What is being asked: Omit every picture and output the rest of the records exactly as they are.

Start of Material

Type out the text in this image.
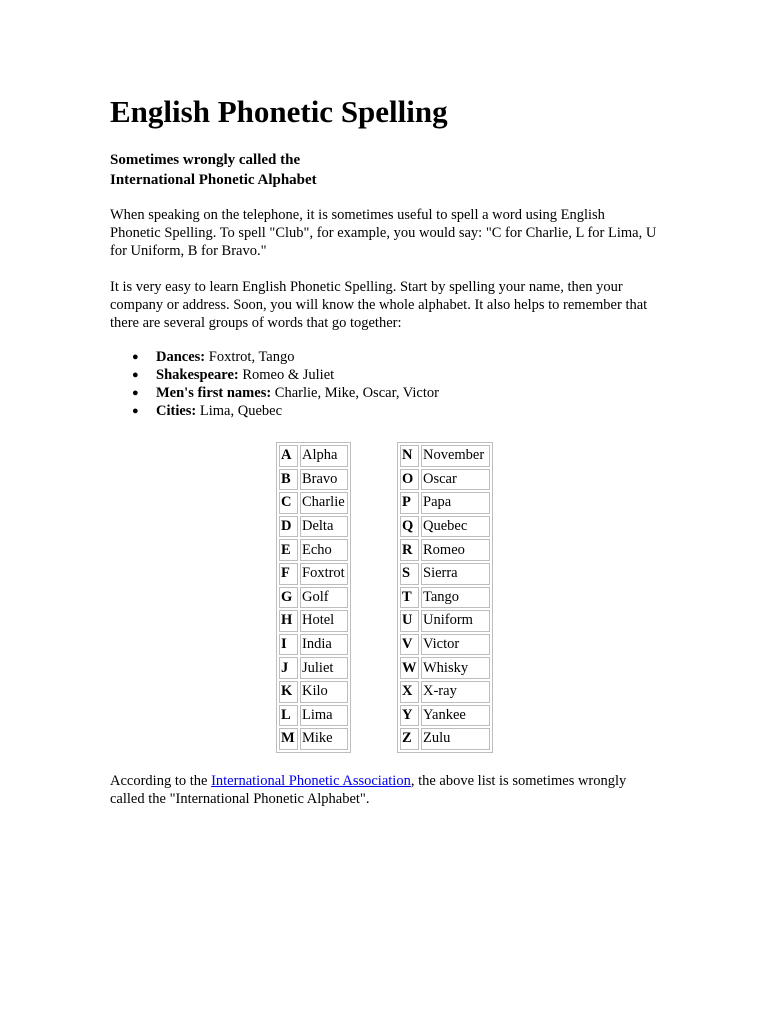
English Phonetic Spelling
Sometimes wrongly called the
International Phonetic Alphabet

When speaking on the telephone, it is sometimes useful to spell a word using English Phonetic Spelling. To spell "Club", for example, you would say: "C for Charlie, L for Lima, U for Uniform, B for Bravo."

It is very easy to learn English Phonetic Spelling. Start by spelling your name, then your company or address. Soon, you will know the whole alphabet. It also helps to remember that there are several groups of words that go together:

● Dances: Foxtrot, Tango
● Shakespeare: Romeo & Juliet
● Men's first names: Charlie, Mike, Oscar, Victor
● Cities: Lima, Quebec
A	Alpha
B	Bravo
C	Charlie
D	Delta
E	Echo
F	Foxtrot
G	Golf
H	Hotel
I	India
J	Juliet
K	Kilo
L	Lima
M	Mike
N	November
O	Oscar
P	Papa
Q	Quebec
R	Romeo
S	Sierra
T	Tango
U	Uniform
V	Victor
W	Whisky
X	X-ray
Y	Yankee
Z	Zulu

According to the International Phonetic Association, the above list is sometimes wrongly called the "International Phonetic Alphabet".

End of Material

Solution below:
Type out the text in this image.
English Phonetic Spelling
Sometimes wrongly called the
International Phonetic Alphabet

When speaking on the telephone, it is sometimes useful to spell a word using English Phonetic Spelling. To spell "Club", for example, you would say: "C for Charlie, L for Lima, U for Uniform, B for Bravo."

It is very easy to learn English Phonetic Spelling. Start by spelling your name, then your company or address. Soon, you will know the whole alphabet. It also helps to remember that there are several groups of words that go together:

● Dances: Foxtrot, Tango
● Shakespeare: Romeo & Juliet
● Men's first names: Charlie, Mike, Oscar, Victor
● Cities: Lima, Quebec
A	Alpha
B	Bravo
C	Charlie
D	Delta
E	Echo
F	Foxtrot
G	Golf
H	Hotel
I	India
J	Juliet
K	Kilo
L	Lima
M	Mike
N	November
O	Oscar
P	Papa
Q	Quebec
R	Romeo
S	Sierra
T	Tango
U	Uniform
V	Victor
W	Whisky
X	X-ray
Y	Yankee
Z	Zulu

According to the International Phonetic Association, the above list is sometimes wrongly called the "International Phonetic Alphabet".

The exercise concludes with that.